═════ Exercise input ═════
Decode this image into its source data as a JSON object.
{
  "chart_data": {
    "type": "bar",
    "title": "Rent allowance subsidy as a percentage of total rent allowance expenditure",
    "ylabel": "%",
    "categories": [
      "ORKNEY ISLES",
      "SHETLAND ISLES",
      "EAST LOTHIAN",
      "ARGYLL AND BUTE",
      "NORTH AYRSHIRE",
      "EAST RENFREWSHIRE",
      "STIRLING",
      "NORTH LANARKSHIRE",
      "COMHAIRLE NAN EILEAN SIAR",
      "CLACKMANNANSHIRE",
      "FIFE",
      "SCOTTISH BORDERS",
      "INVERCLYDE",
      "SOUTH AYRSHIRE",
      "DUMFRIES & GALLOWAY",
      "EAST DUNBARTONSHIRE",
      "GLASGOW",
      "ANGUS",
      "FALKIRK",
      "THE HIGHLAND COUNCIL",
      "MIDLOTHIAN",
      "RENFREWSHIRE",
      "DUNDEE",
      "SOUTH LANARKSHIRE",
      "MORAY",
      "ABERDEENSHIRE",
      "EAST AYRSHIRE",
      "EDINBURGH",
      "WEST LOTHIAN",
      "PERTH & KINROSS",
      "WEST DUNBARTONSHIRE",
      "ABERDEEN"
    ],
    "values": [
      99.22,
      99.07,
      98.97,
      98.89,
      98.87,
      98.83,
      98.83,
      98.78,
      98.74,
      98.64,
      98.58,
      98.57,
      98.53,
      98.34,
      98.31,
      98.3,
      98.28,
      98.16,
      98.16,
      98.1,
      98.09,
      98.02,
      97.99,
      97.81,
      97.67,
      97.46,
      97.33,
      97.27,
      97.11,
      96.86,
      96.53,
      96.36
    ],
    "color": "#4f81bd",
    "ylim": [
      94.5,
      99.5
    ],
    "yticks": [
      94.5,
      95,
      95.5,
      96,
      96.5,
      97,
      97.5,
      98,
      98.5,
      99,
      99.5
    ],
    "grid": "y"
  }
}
═════
## Given problem
Your task is to return the full listing exactly as it was given.

## Response for this exercise
Decode this image into its source data as a JSON object.
{
  "chart_data": {
    "type": "bar",
    "title": "Rent allowance subsidy as a percentage of total rent allowance expenditure",
    "ylabel": "%",
    "categories": [
      "ORKNEY ISLES",
      "SHETLAND ISLES",
      "EAST LOTHIAN",
      "ARGYLL AND BUTE",
      "NORTH AYRSHIRE",
      "EAST RENFREWSHIRE",
      "STIRLING",
      "NORTH LANARKSHIRE",
      "COMHAIRLE NAN EILEAN SIAR",
      "CLACKMANNANSHIRE",
      "FIFE",
      "SCOTTISH BORDERS",
      "INVERCLYDE",
      "SOUTH AYRSHIRE",
      "DUMFRIES & GALLOWAY",
      "EAST DUNBARTONSHIRE",
      "GLASGOW",
      "ANGUS",
      "FALKIRK",
      "THE HIGHLAND COUNCIL",
      "MIDLOTHIAN",
      "RENFREWSHIRE",
      "DUNDEE",
      "SOUTH LANARKSHIRE",
      "MORAY",
      "ABERDEENSHIRE",
      "EAST AYRSHIRE",
      "EDINBURGH",
      "WEST LOTHIAN",
      "PERTH & KINROSS",
      "WEST DUNBARTONSHIRE",
      "ABERDEEN"
    ],
    "values": [
      99.22,
      99.07,
      98.97,
      98.89,
      98.87,
      98.83,
      98.83,
      98.78,
      98.74,
      98.64,
      98.58,
      98.57,
      98.53,
      98.34,
      98.31,
      98.3,
      98.28,
      98.16,
      98.16,
      98.1,
      98.09,
      98.02,
      97.99,
      97.81,
      97.67,
      97.46,
      97.33,
      97.27,
      97.11,
      96.86,
      96.53,
      96.36
    ],
    "color": "#4f81bd",
    "ylim": [
      94.5,
      99.5
    ],
    "yticks": [
      94.5,
      95,
      95.5,
      96,
      96.5,
      97,
      97.5,
      98,
      98.5,
      99,
      99.5
    ],
    "grid": "y"
  }
}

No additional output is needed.